(Short task) Find each line holding "строительства" and copy it out.

Listing start

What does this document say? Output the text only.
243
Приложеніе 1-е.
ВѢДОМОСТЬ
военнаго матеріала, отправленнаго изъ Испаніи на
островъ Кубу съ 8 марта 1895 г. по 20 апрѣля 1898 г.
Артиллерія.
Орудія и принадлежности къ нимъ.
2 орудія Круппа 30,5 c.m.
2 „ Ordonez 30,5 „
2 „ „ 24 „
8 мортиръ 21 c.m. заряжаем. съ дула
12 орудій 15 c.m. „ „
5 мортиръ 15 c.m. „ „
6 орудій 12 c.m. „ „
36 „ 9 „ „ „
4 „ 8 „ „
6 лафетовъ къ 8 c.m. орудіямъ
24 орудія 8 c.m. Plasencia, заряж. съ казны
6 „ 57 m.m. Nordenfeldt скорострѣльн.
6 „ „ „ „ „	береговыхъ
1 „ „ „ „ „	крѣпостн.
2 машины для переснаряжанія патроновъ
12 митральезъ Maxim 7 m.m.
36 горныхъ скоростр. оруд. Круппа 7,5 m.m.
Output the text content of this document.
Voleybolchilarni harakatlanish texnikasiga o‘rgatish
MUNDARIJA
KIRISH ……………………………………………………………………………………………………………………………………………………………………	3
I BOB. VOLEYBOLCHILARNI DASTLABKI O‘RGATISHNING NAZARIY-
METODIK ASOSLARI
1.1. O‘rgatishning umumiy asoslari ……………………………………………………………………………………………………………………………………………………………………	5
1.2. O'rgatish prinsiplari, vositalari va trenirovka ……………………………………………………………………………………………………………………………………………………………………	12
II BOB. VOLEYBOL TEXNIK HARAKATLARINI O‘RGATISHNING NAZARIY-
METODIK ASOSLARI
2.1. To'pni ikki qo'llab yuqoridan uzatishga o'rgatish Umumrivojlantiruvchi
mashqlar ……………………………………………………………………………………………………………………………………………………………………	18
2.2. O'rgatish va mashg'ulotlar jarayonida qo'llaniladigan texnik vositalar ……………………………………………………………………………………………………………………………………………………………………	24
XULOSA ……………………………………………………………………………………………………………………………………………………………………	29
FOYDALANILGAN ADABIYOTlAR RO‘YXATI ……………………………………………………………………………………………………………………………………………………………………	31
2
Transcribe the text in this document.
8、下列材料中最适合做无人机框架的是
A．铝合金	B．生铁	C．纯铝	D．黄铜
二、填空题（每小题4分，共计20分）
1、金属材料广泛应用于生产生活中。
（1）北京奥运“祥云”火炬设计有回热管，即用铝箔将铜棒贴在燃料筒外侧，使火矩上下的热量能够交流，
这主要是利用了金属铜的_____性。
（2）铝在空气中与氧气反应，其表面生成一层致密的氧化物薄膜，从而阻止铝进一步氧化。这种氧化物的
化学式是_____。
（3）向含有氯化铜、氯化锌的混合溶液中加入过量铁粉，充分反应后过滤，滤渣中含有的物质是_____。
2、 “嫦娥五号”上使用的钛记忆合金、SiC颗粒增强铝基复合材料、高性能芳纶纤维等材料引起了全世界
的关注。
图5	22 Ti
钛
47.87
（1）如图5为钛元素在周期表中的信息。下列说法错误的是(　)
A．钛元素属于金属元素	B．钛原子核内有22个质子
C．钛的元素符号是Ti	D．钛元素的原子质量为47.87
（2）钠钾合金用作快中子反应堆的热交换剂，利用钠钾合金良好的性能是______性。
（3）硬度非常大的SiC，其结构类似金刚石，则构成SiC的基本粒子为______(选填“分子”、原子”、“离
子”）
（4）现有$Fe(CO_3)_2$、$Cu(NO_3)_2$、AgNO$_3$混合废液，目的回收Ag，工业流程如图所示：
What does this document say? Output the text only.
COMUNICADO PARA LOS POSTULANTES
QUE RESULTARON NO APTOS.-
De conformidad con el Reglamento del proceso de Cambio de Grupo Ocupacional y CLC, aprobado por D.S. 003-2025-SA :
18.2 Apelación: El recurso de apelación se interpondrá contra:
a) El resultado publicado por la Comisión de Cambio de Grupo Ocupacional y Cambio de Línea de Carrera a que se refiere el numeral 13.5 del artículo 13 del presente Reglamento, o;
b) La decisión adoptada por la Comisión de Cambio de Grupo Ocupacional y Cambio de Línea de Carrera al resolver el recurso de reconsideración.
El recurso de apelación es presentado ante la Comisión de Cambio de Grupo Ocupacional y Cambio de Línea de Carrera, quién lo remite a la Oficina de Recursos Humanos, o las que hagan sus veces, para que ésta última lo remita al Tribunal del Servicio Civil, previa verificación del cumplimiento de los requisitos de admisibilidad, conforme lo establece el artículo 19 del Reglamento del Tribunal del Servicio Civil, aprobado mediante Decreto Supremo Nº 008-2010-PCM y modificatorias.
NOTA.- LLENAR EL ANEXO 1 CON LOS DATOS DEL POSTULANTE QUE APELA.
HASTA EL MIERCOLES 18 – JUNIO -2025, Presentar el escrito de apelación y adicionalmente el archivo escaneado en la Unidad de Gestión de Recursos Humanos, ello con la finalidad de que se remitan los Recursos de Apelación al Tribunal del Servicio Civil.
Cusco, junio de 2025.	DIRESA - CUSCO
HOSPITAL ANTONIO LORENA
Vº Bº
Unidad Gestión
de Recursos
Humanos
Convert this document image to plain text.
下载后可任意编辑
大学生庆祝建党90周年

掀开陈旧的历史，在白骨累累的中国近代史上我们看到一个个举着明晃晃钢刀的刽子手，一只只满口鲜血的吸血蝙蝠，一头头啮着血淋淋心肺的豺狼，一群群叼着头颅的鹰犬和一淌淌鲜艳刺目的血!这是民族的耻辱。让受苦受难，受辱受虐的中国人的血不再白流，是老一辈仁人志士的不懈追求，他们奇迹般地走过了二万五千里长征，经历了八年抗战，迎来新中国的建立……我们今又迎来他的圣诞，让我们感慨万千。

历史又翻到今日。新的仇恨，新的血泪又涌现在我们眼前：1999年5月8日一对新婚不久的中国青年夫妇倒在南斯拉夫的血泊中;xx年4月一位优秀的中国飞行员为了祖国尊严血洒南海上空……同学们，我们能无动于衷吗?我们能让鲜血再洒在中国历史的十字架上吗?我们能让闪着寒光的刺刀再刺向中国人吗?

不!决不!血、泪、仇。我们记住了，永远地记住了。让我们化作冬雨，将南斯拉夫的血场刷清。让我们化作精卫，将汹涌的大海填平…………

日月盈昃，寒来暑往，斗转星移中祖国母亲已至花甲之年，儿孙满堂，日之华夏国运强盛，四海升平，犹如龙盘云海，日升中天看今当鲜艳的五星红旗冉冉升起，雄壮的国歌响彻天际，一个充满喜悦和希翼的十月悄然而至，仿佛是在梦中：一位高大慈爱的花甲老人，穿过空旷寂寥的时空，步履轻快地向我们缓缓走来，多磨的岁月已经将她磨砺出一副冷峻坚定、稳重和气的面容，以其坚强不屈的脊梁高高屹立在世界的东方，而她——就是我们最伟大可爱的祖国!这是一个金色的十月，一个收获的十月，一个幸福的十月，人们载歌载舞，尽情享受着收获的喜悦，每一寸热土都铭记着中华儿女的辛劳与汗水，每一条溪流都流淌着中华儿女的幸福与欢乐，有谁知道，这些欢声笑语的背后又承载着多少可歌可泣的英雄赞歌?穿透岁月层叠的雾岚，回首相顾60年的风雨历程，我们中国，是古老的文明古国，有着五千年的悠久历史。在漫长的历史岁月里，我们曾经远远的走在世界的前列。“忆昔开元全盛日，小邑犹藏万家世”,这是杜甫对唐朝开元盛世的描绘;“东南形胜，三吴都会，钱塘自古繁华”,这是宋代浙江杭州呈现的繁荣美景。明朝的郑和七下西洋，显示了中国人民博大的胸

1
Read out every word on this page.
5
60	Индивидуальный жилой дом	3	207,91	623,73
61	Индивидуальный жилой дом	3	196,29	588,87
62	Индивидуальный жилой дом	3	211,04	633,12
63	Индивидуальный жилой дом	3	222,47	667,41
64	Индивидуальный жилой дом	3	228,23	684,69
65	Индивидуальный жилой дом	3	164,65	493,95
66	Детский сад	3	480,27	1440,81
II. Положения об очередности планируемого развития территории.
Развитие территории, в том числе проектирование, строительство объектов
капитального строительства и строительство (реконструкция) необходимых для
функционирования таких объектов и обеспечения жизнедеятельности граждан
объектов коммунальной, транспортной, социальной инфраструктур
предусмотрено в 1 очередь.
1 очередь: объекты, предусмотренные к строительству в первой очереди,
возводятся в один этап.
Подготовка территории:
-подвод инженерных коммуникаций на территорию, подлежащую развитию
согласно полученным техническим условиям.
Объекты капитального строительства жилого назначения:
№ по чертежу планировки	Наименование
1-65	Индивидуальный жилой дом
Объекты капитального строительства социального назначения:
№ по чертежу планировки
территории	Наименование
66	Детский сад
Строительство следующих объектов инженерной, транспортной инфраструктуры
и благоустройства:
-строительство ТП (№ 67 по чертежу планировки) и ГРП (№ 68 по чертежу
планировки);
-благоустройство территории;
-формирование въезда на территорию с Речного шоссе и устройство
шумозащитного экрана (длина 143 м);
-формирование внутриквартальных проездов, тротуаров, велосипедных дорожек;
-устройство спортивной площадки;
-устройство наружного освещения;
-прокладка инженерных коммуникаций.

Listing end

(Response below)
капитального строительства и строительство (реконструкция) необходимых для
Объекты капитального строительства жилого назначения:
Объекты капитального строительства социального назначения:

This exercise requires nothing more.